• **Short exercise**
Where the string "name" occurs in the material below, report the whole line.

* BEGIN *

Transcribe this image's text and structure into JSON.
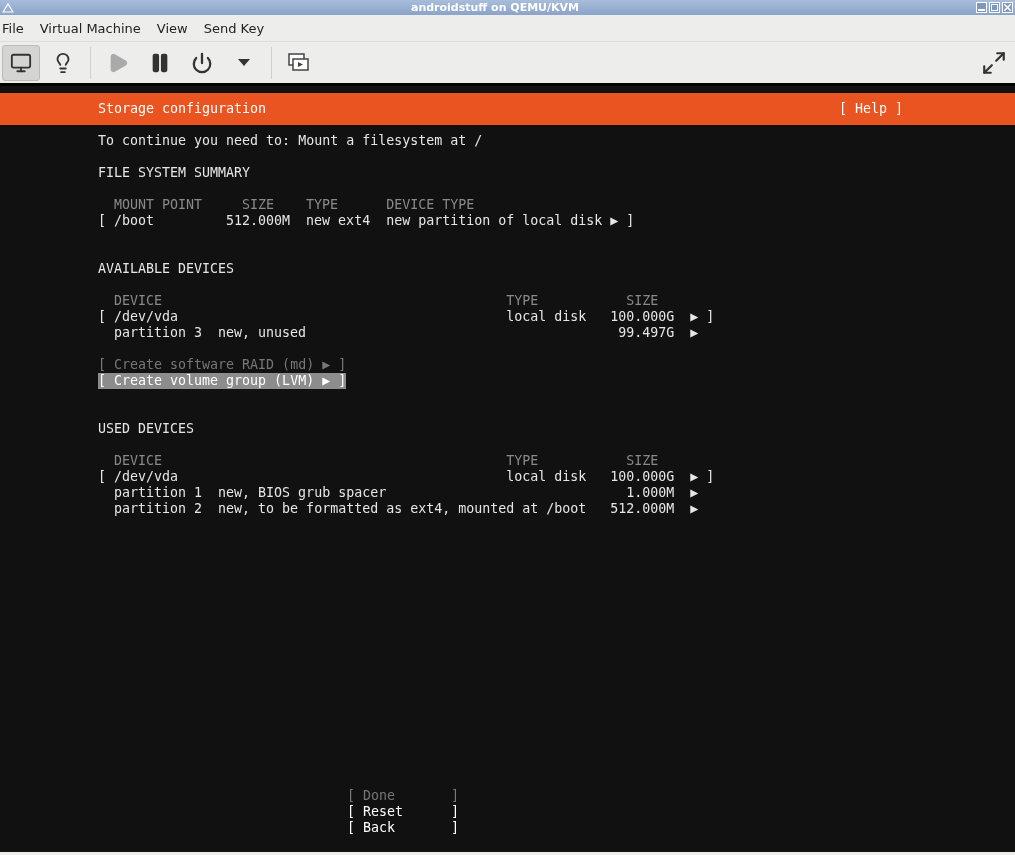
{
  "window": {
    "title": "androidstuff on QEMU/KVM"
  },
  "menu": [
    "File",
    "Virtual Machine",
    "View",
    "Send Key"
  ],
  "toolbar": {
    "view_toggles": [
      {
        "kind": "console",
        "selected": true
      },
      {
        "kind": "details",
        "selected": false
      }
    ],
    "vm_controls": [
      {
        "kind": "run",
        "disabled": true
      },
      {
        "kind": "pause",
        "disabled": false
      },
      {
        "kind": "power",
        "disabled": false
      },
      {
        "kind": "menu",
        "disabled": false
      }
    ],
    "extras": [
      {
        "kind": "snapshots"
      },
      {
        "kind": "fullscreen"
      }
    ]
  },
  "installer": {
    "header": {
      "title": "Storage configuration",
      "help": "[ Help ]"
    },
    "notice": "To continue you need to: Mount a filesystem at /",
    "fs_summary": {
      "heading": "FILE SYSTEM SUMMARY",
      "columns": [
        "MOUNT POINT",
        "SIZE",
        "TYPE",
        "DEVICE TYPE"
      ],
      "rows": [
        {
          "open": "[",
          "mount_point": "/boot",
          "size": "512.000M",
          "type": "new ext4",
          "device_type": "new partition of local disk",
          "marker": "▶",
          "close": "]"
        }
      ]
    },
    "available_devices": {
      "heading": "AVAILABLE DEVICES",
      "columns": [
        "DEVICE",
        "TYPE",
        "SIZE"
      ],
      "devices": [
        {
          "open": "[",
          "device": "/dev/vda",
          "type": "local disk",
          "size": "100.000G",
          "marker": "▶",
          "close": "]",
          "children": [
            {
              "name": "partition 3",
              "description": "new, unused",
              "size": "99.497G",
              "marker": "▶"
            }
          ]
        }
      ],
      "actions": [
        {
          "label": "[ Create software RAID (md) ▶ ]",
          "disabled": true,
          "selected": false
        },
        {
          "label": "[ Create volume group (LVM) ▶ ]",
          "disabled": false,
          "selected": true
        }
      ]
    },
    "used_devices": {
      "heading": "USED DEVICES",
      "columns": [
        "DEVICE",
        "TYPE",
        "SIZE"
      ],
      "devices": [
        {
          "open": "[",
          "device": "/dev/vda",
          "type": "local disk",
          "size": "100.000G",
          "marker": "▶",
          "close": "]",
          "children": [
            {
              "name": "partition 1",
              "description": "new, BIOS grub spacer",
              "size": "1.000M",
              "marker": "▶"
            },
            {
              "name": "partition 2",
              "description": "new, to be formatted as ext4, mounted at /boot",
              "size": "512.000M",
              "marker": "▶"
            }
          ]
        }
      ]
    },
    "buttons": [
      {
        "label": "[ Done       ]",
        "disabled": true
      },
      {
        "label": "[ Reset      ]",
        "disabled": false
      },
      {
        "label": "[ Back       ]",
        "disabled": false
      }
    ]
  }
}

* END *

• **Task answer**
              "name": "partition 3",
              "name": "partition 1",
              "name": "partition 2",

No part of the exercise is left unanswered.